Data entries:
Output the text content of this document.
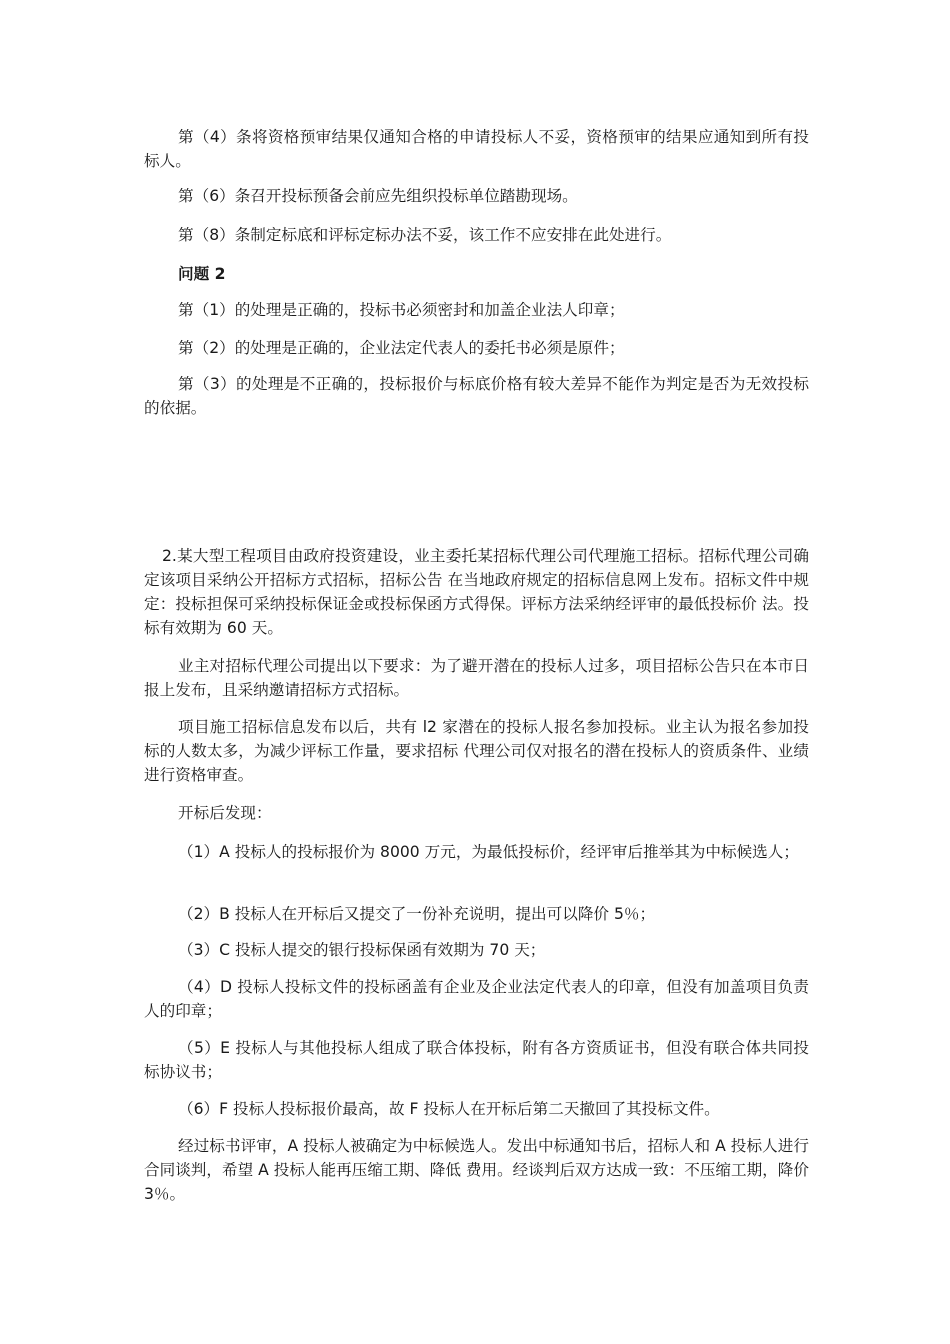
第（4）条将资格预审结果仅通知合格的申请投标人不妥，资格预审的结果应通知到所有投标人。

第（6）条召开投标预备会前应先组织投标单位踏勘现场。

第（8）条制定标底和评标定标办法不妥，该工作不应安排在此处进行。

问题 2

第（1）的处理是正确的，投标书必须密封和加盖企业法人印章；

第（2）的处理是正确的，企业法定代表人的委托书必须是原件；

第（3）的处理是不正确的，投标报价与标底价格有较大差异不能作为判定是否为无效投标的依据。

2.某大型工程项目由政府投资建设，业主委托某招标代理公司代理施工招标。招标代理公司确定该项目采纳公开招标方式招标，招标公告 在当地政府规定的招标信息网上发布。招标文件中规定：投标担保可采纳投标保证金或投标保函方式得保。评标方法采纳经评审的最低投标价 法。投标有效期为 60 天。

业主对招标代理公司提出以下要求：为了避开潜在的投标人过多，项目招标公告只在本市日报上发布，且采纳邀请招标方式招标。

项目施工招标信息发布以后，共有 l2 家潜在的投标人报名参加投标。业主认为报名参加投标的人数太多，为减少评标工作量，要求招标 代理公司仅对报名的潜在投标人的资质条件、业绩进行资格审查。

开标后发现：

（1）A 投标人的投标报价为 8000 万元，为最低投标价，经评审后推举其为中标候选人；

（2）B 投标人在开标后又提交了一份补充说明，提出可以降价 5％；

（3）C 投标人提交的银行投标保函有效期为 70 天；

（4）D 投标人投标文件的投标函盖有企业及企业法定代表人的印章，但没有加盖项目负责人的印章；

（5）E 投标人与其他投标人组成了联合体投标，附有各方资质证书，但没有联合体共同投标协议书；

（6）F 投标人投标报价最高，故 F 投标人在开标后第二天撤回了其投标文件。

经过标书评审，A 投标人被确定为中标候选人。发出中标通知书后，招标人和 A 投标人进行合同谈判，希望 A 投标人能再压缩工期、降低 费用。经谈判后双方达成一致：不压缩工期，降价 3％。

▶ Exercise description
Skip the pictures and print each record exactly as it stands.

▶ Complete response
Output the text content of this document.
第（4）条将资格预审结果仅通知合格的申请投标人不妥，资格预审的结果应通知到所有投标人。

第（6）条召开投标预备会前应先组织投标单位踏勘现场。

第（8）条制定标底和评标定标办法不妥，该工作不应安排在此处进行。

问题 2

第（1）的处理是正确的，投标书必须密封和加盖企业法人印章；

第（2）的处理是正确的，企业法定代表人的委托书必须是原件；

第（3）的处理是不正确的，投标报价与标底价格有较大差异不能作为判定是否为无效投标的依据。

2.某大型工程项目由政府投资建设，业主委托某招标代理公司代理施工招标。招标代理公司确定该项目采纳公开招标方式招标，招标公告 在当地政府规定的招标信息网上发布。招标文件中规定：投标担保可采纳投标保证金或投标保函方式得保。评标方法采纳经评审的最低投标价 法。投标有效期为 60 天。

业主对招标代理公司提出以下要求：为了避开潜在的投标人过多，项目招标公告只在本市日报上发布，且采纳邀请招标方式招标。

项目施工招标信息发布以后，共有 l2 家潜在的投标人报名参加投标。业主认为报名参加投标的人数太多，为减少评标工作量，要求招标 代理公司仅对报名的潜在投标人的资质条件、业绩进行资格审查。

开标后发现：

（1）A 投标人的投标报价为 8000 万元，为最低投标价，经评审后推举其为中标候选人；

（2）B 投标人在开标后又提交了一份补充说明，提出可以降价 5％；

（3）C 投标人提交的银行投标保函有效期为 70 天；

（4）D 投标人投标文件的投标函盖有企业及企业法定代表人的印章，但没有加盖项目负责人的印章；

（5）E 投标人与其他投标人组成了联合体投标，附有各方资质证书，但没有联合体共同投标协议书；

（6）F 投标人投标报价最高，故 F 投标人在开标后第二天撤回了其投标文件。

经过标书评审，A 投标人被确定为中标候选人。发出中标通知书后，招标人和 A 投标人进行合同谈判，希望 A 投标人能再压缩工期、降低 费用。经谈判后双方达成一致：不压缩工期，降价 3％。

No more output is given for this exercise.